Set task - Give the records back in full, exactly as they read.
-- BEGIN --
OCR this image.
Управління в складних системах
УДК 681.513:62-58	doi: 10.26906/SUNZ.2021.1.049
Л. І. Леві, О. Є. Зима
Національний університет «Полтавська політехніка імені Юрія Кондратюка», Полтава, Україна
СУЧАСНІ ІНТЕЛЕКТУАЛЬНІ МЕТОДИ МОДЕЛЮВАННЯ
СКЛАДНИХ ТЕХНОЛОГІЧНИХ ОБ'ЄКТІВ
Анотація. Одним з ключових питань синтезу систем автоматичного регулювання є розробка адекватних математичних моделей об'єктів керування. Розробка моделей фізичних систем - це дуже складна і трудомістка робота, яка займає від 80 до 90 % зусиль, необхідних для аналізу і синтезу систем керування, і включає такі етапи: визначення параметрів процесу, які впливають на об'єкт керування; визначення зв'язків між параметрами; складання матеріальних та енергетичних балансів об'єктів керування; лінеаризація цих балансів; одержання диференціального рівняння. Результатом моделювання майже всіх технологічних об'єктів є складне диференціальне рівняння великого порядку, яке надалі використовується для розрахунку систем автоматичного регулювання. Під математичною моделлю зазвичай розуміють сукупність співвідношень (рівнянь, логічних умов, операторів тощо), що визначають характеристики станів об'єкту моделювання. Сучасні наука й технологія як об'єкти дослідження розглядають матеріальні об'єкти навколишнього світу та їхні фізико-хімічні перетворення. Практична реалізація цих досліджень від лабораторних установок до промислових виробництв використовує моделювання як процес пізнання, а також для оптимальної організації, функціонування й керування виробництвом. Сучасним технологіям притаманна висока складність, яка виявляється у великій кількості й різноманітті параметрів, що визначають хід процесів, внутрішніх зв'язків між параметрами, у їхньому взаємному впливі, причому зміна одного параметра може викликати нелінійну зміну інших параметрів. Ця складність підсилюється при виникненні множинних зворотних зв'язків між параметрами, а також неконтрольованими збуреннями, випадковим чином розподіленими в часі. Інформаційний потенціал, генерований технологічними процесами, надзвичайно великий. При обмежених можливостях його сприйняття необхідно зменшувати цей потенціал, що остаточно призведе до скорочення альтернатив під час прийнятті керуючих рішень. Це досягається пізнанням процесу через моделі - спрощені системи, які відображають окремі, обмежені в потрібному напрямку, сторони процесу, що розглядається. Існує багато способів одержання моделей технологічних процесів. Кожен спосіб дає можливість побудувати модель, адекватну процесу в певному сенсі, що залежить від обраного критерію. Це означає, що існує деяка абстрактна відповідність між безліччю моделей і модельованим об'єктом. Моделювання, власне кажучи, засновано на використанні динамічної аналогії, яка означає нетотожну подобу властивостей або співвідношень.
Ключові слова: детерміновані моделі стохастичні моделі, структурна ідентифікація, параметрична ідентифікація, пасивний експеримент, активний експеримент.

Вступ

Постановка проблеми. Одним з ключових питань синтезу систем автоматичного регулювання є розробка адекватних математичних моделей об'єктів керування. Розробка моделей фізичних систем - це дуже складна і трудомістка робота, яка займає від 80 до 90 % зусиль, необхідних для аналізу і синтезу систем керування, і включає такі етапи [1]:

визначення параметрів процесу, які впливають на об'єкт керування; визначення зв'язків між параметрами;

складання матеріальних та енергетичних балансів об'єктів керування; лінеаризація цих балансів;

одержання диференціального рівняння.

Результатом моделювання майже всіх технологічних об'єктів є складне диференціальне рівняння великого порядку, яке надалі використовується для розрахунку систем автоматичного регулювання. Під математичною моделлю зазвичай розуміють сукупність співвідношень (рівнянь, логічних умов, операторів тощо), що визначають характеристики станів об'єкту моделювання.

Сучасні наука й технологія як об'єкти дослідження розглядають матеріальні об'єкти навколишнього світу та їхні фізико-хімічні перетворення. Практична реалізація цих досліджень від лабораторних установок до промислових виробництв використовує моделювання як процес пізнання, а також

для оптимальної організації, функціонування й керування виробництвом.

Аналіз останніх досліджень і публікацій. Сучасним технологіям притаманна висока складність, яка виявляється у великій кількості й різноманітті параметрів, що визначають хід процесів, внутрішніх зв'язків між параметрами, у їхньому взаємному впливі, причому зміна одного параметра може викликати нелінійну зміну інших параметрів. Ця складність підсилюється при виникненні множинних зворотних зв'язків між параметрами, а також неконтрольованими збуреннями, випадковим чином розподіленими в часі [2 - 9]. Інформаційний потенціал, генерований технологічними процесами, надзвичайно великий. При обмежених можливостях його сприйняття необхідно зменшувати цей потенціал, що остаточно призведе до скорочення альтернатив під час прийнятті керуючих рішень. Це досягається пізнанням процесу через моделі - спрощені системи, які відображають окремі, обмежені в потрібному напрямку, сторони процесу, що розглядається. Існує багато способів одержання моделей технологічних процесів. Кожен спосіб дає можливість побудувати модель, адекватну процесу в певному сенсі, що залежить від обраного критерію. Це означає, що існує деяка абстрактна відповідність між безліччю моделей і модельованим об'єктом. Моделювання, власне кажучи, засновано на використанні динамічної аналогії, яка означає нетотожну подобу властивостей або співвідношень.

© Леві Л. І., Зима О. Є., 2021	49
-- END --
Solved exercise -
OCR this image.
Управління в складних системах
УДК 681.513:62-58	doi: 10.26906/SUNZ.2021.1.049
Л. І. Леві, О. Є. Зима
Національний університет «Полтавська політехніка імені Юрія Кондратюка», Полтава, Україна
СУЧАСНІ ІНТЕЛЕКТУАЛЬНІ МЕТОДИ МОДЕЛЮВАННЯ
СКЛАДНИХ ТЕХНОЛОГІЧНИХ ОБ'ЄКТІВ
Анотація. Одним з ключових питань синтезу систем автоматичного регулювання є розробка адекватних математичних моделей об'єктів керування. Розробка моделей фізичних систем - це дуже складна і трудомістка робота, яка займає від 80 до 90 % зусиль, необхідних для аналізу і синтезу систем керування, і включає такі етапи: визначення параметрів процесу, які впливають на об'єкт керування; визначення зв'язків між параметрами; складання матеріальних та енергетичних балансів об'єктів керування; лінеаризація цих балансів; одержання диференціального рівняння. Результатом моделювання майже всіх технологічних об'єктів є складне диференціальне рівняння великого порядку, яке надалі використовується для розрахунку систем автоматичного регулювання. Під математичною моделлю зазвичай розуміють сукупність співвідношень (рівнянь, логічних умов, операторів тощо), що визначають характеристики станів об'єкту моделювання. Сучасні наука й технологія як об'єкти дослідження розглядають матеріальні об'єкти навколишнього світу та їхні фізико-хімічні перетворення. Практична реалізація цих досліджень від лабораторних установок до промислових виробництв використовує моделювання як процес пізнання, а також для оптимальної організації, функціонування й керування виробництвом. Сучасним технологіям притаманна висока складність, яка виявляється у великій кількості й різноманітті параметрів, що визначають хід процесів, внутрішніх зв'язків між параметрами, у їхньому взаємному впливі, причому зміна одного параметра може викликати нелінійну зміну інших параметрів. Ця складність підсилюється при виникненні множинних зворотних зв'язків між параметрами, а також неконтрольованими збуреннями, випадковим чином розподіленими в часі. Інформаційний потенціал, генерований технологічними процесами, надзвичайно великий. При обмежених можливостях його сприйняття необхідно зменшувати цей потенціал, що остаточно призведе до скорочення альтернатив під час прийнятті керуючих рішень. Це досягається пізнанням процесу через моделі - спрощені системи, які відображають окремі, обмежені в потрібному напрямку, сторони процесу, що розглядається. Існує багато способів одержання моделей технологічних процесів. Кожен спосіб дає можливість побудувати модель, адекватну процесу в певному сенсі, що залежить від обраного критерію. Це означає, що існує деяка абстрактна відповідність між безліччю моделей і модельованим об'єктом. Моделювання, власне кажучи, засновано на використанні динамічної аналогії, яка означає нетотожну подобу властивостей або співвідношень.
Ключові слова: детерміновані моделі стохастичні моделі, структурна ідентифікація, параметрична ідентифікація, пасивний експеримент, активний експеримент.

Вступ

Постановка проблеми. Одним з ключових питань синтезу систем автоматичного регулювання є розробка адекватних математичних моделей об'єктів керування. Розробка моделей фізичних систем - це дуже складна і трудомістка робота, яка займає від 80 до 90 % зусиль, необхідних для аналізу і синтезу систем керування, і включає такі етапи [1]:

визначення параметрів процесу, які впливають на об'єкт керування; визначення зв'язків між параметрами;

складання матеріальних та енергетичних балансів об'єктів керування; лінеаризація цих балансів;

одержання диференціального рівняння.

Результатом моделювання майже всіх технологічних об'єктів є складне диференціальне рівняння великого порядку, яке надалі використовується для розрахунку систем автоматичного регулювання. Під математичною моделлю зазвичай розуміють сукупність співвідношень (рівнянь, логічних умов, операторів тощо), що визначають характеристики станів об'єкту моделювання.

Сучасні наука й технологія як об'єкти дослідження розглядають матеріальні об'єкти навколишнього світу та їхні фізико-хімічні перетворення. Практична реалізація цих досліджень від лабораторних установок до промислових виробництв використовує моделювання як процес пізнання, а також

для оптимальної організації, функціонування й керування виробництвом.

Аналіз останніх досліджень і публікацій. Сучасним технологіям притаманна висока складність, яка виявляється у великій кількості й різноманітті параметрів, що визначають хід процесів, внутрішніх зв'язків між параметрами, у їхньому взаємному впливі, причому зміна одного параметра може викликати нелінійну зміну інших параметрів. Ця складність підсилюється при виникненні множинних зворотних зв'язків між параметрами, а також неконтрольованими збуреннями, випадковим чином розподіленими в часі [2 - 9]. Інформаційний потенціал, генерований технологічними процесами, надзвичайно великий. При обмежених можливостях його сприйняття необхідно зменшувати цей потенціал, що остаточно призведе до скорочення альтернатив під час прийнятті керуючих рішень. Це досягається пізнанням процесу через моделі - спрощені системи, які відображають окремі, обмежені в потрібному напрямку, сторони процесу, що розглядається. Існує багато способів одержання моделей технологічних процесів. Кожен спосіб дає можливість побудувати модель, адекватну процесу в певному сенсі, що залежить від обраного критерію. Це означає, що існує деяка абстрактна відповідність між безліччю моделей і модельованим об'єктом. Моделювання, власне кажучи, засновано на використанні динамічної аналогії, яка означає нетотожну подобу властивостей або співвідношень.

© Леві Л. І., Зима О. Є., 2021	49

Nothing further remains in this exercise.